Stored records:
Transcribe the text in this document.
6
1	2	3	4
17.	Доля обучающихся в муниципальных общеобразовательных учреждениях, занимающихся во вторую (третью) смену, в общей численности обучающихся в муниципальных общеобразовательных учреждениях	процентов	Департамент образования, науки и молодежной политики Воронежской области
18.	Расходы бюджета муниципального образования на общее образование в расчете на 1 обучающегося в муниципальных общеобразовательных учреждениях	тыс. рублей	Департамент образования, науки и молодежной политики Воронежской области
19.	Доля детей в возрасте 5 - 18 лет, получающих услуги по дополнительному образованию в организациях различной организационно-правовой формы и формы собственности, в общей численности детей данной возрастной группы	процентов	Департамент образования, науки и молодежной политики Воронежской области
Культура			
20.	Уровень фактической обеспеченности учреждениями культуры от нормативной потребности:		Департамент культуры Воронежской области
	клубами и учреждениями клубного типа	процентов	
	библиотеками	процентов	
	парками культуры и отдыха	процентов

What you are asked to do
Collect the lines of the records that include the string "учреждениями".

Full response
20.	Уровень фактической обеспеченности учреждениями культуры от нормативной потребности:		Департамент культуры Воронежской области
	клубами и учреждениями клубного типа	процентов	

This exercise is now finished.